- [Exercise details] Continue the write-up on BISAC categories for the dystopian novels, starting right after its last sentence.

Corresponding BISAC categories for all the novels. Most are in the main category Dystopian, but several secondary categories change. depennding on the book, so here is a good way to get all the possible categories for those in need of them.


A warrior with a spear stands before the overgrown, ruined Montreal Olympic Stadium in a post-apocalyptic landscape.

Top BISAC Categories:

1) FICTION / Dystopian
Rationale: Core classification for novels set in organized, post-collapse societies focused on systemic control, ritualized governance and societal decline. Best fit for books emphasizing world-building, social systems (RESO), and moral/societal critique.

2) FICTION / Science Fiction / Post-Apocalyptic & Survival
Rationale: Emphasizes the survival elements, technical/structural collapse, mutant fauna and engineered environmental events (flooding, reservoirs, systemic pressure). Targets readers who expect speculative technology and infrastructure-driven conflict.

3) FICTION / Horror / General (or FICTION / Horror / Speculative)
Rationale: Captures the ecological / mycelial horror, body-horror creatures (Glowers, Purge Grubs, Acedian), and the novel’s sustained dread and grotesque imagery. Useful for horror readers who like weird/ecological horror.

Why these BISAC choices:

  • Primary genre is dystopian/post-apocalyptic (social systems, trials, canonization).
  • Strong survival and speculative-technology elements justify a Science Fiction/Post-Apocalyptic BISAC.
  • The book’s persistent body/ecological horror and ritualized violence make Horror a relevant secondary category for cross-market reach.
A lone wanderer with a backpack overlooks a post-apocalyptic settlement in a rocky canyon at sunset.

Top BISAC Categories

1) FIC009080 — FICTION / Science Fiction / Dystopian

This is the strongest single category. The manuscript foregrounds a collapsed/controlled society, systemic failure, and large-scale social engineering: the Sump’s withheld arbitration and the Sump-as-system, the slow, pervasive withdrawal of infrastructure and its human consequences. The recurring motifs of layered control, population processing, and the moral mechanics of communal survival (e.g., the lake sacrifice, the quarry’s maintenance rituals) place the work squarely within dystopian science fiction.

2) FIC009070 — FICTION / Science Fiction / Post-Apocalyptic

Closely allied to dystopia, this book is also post‑catastrophic: an infrastructure‑scarred world (the Sump, the Décarie Trench, the wasteland, the quarry) where survival logistics and routes determine social order. The text repeatedly depicts collapsed systems, scavenging, re‑routed society, and environmental/structural hazards that are hallmarks of post‑apocalyptic fiction. This fits the market for post‑apocalypse novels where worldbuilding is driven by resource scarcity, communal ethics, and mobility.

- [Given entries]
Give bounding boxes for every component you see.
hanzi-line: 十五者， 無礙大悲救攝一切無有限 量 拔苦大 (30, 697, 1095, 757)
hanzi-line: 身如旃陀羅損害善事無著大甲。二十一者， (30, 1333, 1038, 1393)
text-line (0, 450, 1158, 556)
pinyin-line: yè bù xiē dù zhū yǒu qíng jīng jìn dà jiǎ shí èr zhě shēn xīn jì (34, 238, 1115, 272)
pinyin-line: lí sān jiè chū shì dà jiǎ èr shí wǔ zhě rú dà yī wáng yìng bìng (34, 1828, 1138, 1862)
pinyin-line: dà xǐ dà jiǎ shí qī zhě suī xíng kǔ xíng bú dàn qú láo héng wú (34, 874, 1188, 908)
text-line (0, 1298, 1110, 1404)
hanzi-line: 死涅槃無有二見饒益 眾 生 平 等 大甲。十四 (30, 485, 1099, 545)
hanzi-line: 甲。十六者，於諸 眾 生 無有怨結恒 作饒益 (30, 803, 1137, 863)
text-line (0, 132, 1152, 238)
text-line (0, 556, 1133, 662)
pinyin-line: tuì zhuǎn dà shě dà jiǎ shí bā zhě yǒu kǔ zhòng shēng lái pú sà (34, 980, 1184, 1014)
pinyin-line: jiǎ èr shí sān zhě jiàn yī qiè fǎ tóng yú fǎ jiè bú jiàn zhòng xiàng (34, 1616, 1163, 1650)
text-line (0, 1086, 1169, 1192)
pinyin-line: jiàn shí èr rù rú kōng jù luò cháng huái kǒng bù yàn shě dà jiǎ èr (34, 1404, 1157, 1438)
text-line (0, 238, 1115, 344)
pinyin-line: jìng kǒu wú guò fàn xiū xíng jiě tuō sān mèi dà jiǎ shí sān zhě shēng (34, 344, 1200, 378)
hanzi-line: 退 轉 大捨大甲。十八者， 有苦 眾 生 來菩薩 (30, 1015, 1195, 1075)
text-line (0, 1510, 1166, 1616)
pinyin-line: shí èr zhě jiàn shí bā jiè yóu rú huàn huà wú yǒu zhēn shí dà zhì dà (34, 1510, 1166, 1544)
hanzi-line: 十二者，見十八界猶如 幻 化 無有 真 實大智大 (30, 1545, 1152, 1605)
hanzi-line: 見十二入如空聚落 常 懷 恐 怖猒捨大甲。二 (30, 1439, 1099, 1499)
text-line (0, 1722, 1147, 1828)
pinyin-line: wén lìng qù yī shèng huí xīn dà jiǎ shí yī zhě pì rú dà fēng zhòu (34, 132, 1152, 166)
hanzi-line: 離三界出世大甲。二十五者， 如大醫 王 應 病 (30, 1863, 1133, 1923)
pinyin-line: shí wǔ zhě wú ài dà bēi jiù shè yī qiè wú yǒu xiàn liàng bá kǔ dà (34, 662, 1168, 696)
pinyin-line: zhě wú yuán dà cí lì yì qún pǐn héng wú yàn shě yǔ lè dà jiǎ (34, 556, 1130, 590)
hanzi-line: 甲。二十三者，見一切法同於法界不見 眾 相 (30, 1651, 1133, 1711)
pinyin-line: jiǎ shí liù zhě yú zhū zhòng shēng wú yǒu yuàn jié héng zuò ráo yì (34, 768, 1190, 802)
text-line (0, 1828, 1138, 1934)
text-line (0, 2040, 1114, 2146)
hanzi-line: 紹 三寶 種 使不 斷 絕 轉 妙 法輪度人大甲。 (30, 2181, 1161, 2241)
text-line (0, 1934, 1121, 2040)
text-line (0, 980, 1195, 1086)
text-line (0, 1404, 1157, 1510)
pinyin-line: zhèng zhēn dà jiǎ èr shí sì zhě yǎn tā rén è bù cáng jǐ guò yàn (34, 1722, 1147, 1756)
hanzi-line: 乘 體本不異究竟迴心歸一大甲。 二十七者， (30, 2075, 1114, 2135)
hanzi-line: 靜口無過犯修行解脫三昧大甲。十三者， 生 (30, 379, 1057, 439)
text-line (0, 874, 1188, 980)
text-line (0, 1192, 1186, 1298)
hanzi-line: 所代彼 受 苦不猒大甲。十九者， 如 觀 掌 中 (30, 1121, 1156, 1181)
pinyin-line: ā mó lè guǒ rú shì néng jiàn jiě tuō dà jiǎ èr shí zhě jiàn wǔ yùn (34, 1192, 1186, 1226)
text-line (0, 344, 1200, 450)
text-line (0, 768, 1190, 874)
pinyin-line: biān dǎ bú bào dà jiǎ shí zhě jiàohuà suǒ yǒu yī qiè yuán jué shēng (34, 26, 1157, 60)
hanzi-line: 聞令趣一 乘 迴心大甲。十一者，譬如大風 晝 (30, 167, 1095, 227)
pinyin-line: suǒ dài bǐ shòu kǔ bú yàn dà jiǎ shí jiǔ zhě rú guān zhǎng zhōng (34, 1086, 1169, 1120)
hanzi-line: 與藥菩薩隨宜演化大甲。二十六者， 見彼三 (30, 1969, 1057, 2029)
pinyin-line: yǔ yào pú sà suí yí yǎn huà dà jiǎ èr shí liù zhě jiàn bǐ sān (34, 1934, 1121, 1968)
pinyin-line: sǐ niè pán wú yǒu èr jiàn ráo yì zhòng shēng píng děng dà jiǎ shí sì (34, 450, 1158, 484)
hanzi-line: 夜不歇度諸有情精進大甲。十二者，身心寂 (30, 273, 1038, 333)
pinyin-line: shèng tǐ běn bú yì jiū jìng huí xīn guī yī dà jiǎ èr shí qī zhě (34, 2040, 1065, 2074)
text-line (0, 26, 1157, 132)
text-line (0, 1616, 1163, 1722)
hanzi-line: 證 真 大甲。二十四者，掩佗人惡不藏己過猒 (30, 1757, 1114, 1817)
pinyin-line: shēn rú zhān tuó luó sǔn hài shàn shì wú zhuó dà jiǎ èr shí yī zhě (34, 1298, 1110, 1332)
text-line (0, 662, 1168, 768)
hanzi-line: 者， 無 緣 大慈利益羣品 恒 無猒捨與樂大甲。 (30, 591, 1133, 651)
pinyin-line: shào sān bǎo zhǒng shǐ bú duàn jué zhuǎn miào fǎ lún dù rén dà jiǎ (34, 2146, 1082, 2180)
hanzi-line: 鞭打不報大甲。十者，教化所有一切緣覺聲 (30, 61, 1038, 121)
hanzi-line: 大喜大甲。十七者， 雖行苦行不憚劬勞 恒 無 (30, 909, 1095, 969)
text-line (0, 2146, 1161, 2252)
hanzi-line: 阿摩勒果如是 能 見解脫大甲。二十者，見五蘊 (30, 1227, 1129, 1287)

- [Result for this exercise]
3) FIC014000 — FICTION / Literary

The narrative voice and thematic focus (moral calculus, experiential interiority, long reflective passages like the Mireille and Luc interludes) make a strong case for literary fiction placement in addition to genre labeling. The novel’s slow‑burn focus on ethical tradeoffs, human detail, and procedural accounts of community governance (e.g., the weighing of sacrifices at Francon) aligns this with literary titles that cross into speculative settings.

Why these, with textual anchors

  • Systemic, bureaucratic failure and the Sump’s ‘withholding judgment’ are central plot engines. These emphasize dystopian institutional critique.
  • Post‑collapse survivalism, movement across hazardous terrain, and resource‑driven community rules are narrative drivers. These are classic post‑apocalyptic elements.
  • Intimate, ethically fraught scenes and contemplative interludes (e.g., Luc, Mireille, Renée sequences) give the book literary weight beyond straightforward genre plotting.

Themes & Topics (mapped to BISAC focus)

  • Survival & Resource Ethics: sacrificial logistics at the quarry lake and the Sump’s withheld arbitration.
  • Systems & Power: institutional control, procession/processing, body‑as‑resource motifs.
  • Post‑collapse mobility & landscape: Sump, trench, wasteland, quarry routes.
  • Human-scale moral decisions (care vs. pragmatism): repeated dilemmas about who to carry, who to leave, ledgered survival.

Comparable books

  • Cormac McCarthy’s The Road : similar post‑apocalyptic survival and moral weighing (often sold under FIC009070 / FIC009080 in trade metadata).
  • Emily St. John Mandel’s Station Eleven: literary post‑apocalypse with close human portraits (frequently cross‑listed as FIC014000 / FIC009070).
  • T. Kingfisher / Jeff VanderMeer / Ann Leckie readers: contemporary market interest in speculative works that interrogate institutions and ecology; such titles are routinely shelved under Dystopian/Post‑Apocalyptic Sci‑Fi with literary crossover (codes similar to FIC009080, FIC009070, and FIC014000).
A lone traveler with a backpack walks down a desolate road toward a ruined windmill under a moody, sepia-toned sky.

Top BISAC Categories

  • FIC009000 FICTION / Literary
  • FIC028000 FICTION / Dystopian
  • FIC039000 FICTION / Science Fiction / Post‑Apocalyptic

Rationale

  • Primary genre: literary fiction with strong speculative and dystopian elements (FIC009000).
  • Subgenre match: dystopian/post‑apocalyptic themes, community dynamics, environmental menace (FIC028000, FIC039000).
  • These codes align with comparable titles in the literary‑dystopia and slow‑burn survival market trends.
A man and woman stand before a crumbling Olympic Stadium in post-apocalyptic Montreal under a glowing purple sky.

Top BISAC Category Recommendations:

1) FICTION / Science Fiction / Dystopian & Post-Apocalyptic

  • Rationale: Primary market fit for near-future, city-scale regime control, subterranean hive elements, and post-collapse worldbuilding. Matches reader expectations for speculative infrastructure and systemic breakdown.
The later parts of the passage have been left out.